> _Given passage_
This is not asynchronous racing.
It’s closer to a fighting game or FPS duel — reaction, consistency, and pressure matter.


Ranking system (ELO / Glicko-style)

Typelo uses a Glicko-inspired rating system with clear tiers:

  • Unranked
  • Bronze
  • Gold
  • Platinum
  • Ranker

The system focuses on:

  • Rating stability
  • Fair gains and losses
  • Preventing lucky streak inflation

This is a major difference from platforms that rely only on raw WPM averages.


Game modes: structured, not scattered

Typelo separates intent clearly.

Ranked mode

  • Skill-based matchmaking
  • Full ELO changes
  • Competitive environment

Training mode

  • Bot matches
  • No risk to your rank
  • Reduced ELO impact (70% modifier)
  • Designed for warmups and experimentation

Friends mode

  • Invite-only casual matches
  • No ranking pressure
  • Pure fun and testing

Each mode exists for a reason, and they don’t interfere with each other.


Anti-cheat: treated seriously

One of the biggest weaknesses of typing platforms is trust.

Typelo enforces:

  • Keystroke latency validation
  • Hard WPM ceiling (250 max)
  • Variance pattern checks
  • Abnormal rhythm detection

The goal isn’t to punish — it’s to protect competitive integrity so rankings actually mean something.


Progression beyond “just type faster”

Most typing sites stop at:

“Here’s your WPM. Improve it.”

Typelo adds progression loops.

Coin system

  • Win → 5 coins
  • Lose → 2 coins

You’re rewarded for playing, not only winning.


Daily rewards

  • 7-day login streak
  • Escalating rewards
  • Encourages consistency without forcing grind

Quests & promos

  • Daily & weekly quests
  • Rotating objectives
  • Redeemable promo codes:

    • beta → 50 coins
    • techi → 100 coins
    • legends → 300 coins

Customization: expressive, not pay-to-win

Typing is personal. Typelo embraces that.

Cursors (39 total)

> _What you will do_
1. Answer these questions from the Typelo text:
(a) What is the hard WPM ceiling that Typelo enforces?
(b) How many coins does a player get for losing a match?
(c) What ELO modifier applies in Training mode?
2. Write the next part of the Typelo text, picking up right after its final line.
The material that comes next is separate from the Typelo text.

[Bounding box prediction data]
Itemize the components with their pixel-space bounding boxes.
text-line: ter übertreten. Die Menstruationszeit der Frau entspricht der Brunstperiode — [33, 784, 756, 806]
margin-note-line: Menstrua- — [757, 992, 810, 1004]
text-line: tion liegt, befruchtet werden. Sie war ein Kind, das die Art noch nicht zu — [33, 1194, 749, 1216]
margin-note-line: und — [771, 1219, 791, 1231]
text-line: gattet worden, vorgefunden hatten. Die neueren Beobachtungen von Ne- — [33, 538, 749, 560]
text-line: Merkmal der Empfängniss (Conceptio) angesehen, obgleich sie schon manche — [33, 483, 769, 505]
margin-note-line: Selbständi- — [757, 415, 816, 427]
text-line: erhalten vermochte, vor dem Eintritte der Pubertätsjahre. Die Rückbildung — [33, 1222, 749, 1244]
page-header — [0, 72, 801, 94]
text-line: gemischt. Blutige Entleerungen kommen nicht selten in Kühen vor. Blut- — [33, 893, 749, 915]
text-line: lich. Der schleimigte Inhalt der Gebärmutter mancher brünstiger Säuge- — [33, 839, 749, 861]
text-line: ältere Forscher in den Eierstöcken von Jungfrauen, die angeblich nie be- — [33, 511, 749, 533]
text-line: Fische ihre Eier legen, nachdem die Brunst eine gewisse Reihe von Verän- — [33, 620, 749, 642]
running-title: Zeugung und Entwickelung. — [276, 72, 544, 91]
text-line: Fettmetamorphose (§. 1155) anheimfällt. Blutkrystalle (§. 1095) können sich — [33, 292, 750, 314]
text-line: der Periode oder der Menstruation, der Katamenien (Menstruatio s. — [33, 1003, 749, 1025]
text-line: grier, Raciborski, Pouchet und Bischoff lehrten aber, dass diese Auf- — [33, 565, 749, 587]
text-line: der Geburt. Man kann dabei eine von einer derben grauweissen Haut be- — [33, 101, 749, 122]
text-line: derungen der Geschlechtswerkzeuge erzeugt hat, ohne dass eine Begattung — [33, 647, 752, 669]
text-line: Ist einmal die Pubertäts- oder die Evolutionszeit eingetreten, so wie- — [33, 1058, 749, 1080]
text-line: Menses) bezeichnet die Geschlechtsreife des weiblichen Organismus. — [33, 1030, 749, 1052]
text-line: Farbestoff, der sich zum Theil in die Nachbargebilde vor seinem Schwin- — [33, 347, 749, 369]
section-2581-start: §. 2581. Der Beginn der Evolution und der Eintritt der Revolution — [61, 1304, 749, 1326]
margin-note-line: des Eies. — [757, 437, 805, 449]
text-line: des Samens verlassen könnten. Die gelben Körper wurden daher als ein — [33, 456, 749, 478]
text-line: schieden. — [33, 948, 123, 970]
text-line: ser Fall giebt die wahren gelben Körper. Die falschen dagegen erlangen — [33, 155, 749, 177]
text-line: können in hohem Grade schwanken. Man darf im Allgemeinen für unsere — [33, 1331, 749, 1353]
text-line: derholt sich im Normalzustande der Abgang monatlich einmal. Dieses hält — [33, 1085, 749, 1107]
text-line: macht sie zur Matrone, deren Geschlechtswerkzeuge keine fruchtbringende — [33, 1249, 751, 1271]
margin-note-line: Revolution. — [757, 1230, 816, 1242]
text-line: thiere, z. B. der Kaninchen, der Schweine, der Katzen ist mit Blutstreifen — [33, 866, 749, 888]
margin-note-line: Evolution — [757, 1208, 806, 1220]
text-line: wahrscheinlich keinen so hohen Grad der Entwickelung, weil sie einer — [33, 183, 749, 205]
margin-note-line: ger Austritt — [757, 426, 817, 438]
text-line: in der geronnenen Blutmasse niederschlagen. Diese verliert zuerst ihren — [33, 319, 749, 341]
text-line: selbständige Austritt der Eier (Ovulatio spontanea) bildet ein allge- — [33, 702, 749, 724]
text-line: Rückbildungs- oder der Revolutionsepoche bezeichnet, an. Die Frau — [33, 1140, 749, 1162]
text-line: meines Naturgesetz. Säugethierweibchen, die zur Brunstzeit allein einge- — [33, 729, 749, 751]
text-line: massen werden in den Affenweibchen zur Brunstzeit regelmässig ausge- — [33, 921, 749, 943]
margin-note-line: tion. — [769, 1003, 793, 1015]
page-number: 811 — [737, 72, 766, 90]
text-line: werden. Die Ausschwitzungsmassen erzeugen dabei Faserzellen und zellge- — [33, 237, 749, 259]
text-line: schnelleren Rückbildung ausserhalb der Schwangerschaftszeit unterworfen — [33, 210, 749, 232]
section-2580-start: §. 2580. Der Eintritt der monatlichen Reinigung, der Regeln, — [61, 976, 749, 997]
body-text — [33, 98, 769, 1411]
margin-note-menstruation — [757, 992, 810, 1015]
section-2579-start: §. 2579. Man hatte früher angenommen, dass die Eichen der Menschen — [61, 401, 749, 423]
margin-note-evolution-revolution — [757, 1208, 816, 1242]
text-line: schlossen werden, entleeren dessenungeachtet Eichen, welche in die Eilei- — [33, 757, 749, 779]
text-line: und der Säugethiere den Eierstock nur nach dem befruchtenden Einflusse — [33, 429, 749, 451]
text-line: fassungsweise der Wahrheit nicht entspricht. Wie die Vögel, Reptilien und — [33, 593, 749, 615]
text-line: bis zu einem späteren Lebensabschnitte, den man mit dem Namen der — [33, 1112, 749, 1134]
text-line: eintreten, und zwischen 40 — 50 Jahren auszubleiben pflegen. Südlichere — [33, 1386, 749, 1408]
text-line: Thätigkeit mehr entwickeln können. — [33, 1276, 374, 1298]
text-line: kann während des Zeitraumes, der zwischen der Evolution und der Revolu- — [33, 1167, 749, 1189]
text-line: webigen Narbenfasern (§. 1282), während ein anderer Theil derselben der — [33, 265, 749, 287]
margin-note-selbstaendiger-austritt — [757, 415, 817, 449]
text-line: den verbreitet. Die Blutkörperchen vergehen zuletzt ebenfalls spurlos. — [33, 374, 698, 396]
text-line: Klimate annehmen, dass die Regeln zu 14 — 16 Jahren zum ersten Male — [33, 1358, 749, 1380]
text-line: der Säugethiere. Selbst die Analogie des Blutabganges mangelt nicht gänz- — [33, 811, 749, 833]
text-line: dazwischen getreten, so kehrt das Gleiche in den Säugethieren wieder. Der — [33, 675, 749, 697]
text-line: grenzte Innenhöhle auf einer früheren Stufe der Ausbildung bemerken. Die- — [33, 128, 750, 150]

> _Task-by-task answers_
1.
(a) 250 WPM
(b) 2 coins
(c) 70%

2.
Rarities:

  • Common (8)
  • Uncommon (7)
  • Rare (7)
  • Epic (5)
  • Legendary (5)
  • Ultra (4)
  • Divine (2)
  • Mythical (1)

Effects (46 total)

Rarities scale similarly, with ultra-rare cosmetic-only rewards.

Nothing affects gameplay — customization is purely visual.


Gacha system (transparent & controlled)

Typelo includes a coin-based gacha:

  • Spin cost: 50 coins
  • Pity system:

    • After 3 bad rolls, the 4th gets a luck boost

Drop rates are explicitly defined:

  • Common: 28%
  • Uncommon: 18%
  • Rare: 10%
  • Epic: 4%
  • Legendary: 2%
  • Ultra: 0.5%
  • Divine: 0.05%
  • Mythical: 0.0001%

No hidden odds. No monetized gambling loops.


Social features (real community, not just stats)

Typelo includes:

  • Friends list with online status
  • Global real-time leaderboard
  • Live match feed
  • Match history
  • Public user profiles

You’re not typing alone — you’re part of an active competitive ecosystem.


Technical foundation (this matters more than people think)

Typelo is built as a modern web application, not a legacy tool.

  • Progressive Web App (installable)
  • Real-time WebSocket communication
  • Google Sign-In (Firebase Auth)
  • Fully responsive (mobile, tablet, desktop)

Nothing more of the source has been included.